== Input for this task ==

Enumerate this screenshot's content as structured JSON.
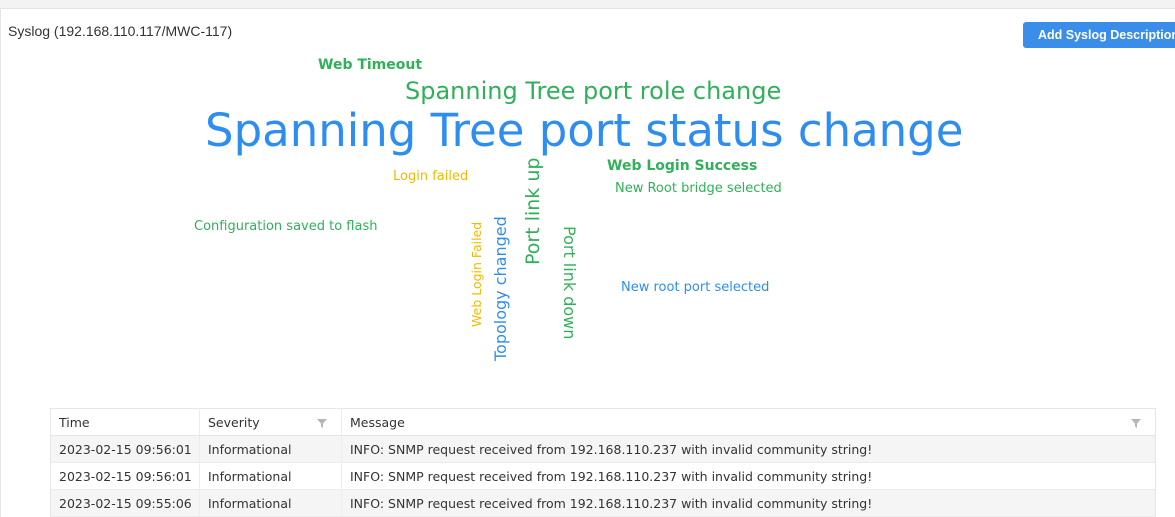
{
  "header": {
    "title": "Syslog (192.168.110.117/MWC-117)",
    "add_button_label": "Add Syslog Description"
  },
  "word_cloud": {
    "words": [
      {
        "text": "Web Timeout",
        "color": "#31b05a"
      },
      {
        "text": "Spanning Tree port role change",
        "color": "#31b05a"
      },
      {
        "text": "Spanning Tree port status change",
        "color": "#2e8ef0"
      },
      {
        "text": "Web Login Success",
        "color": "#31b05a"
      },
      {
        "text": "Login failed",
        "color": "#f5b800"
      },
      {
        "text": "New Root bridge selected",
        "color": "#31b05a"
      },
      {
        "text": "Configuration saved to flash",
        "color": "#31b05a"
      },
      {
        "text": "Web Login Failed",
        "color": "#f5b800"
      },
      {
        "text": "Topology changed",
        "color": "#2e8ef0"
      },
      {
        "text": "Port link up",
        "color": "#31b05a"
      },
      {
        "text": "Port link down",
        "color": "#31b05a"
      },
      {
        "text": "New root port selected",
        "color": "#2e8ef0"
      }
    ]
  },
  "table": {
    "columns": [
      {
        "label": "Time",
        "filterable": false
      },
      {
        "label": "Severity",
        "filterable": true
      },
      {
        "label": "Message",
        "filterable": true
      }
    ],
    "rows": [
      {
        "time": "2023-02-15 09:56:01",
        "severity": "Informational",
        "message": "INFO: SNMP request received from 192.168.110.237 with invalid community string!"
      },
      {
        "time": "2023-02-15 09:56:01",
        "severity": "Informational",
        "message": "INFO: SNMP request received from 192.168.110.237 with invalid community string!"
      },
      {
        "time": "2023-02-15 09:55:06",
        "severity": "Informational",
        "message": "INFO: SNMP request received from 192.168.110.237 with invalid community string!"
      }
    ]
  },
  "icons": {
    "filter": "filter-funnel-icon"
  },
  "colors": {
    "accent_button": "#3a8eea",
    "green": "#31b05a",
    "blue": "#2e8ef0",
    "yellow": "#f5b800"
  }
}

===

## [Request]
Provide only the count of lines in the material above that hold the word "Tree".

## [Answer to the problem]
2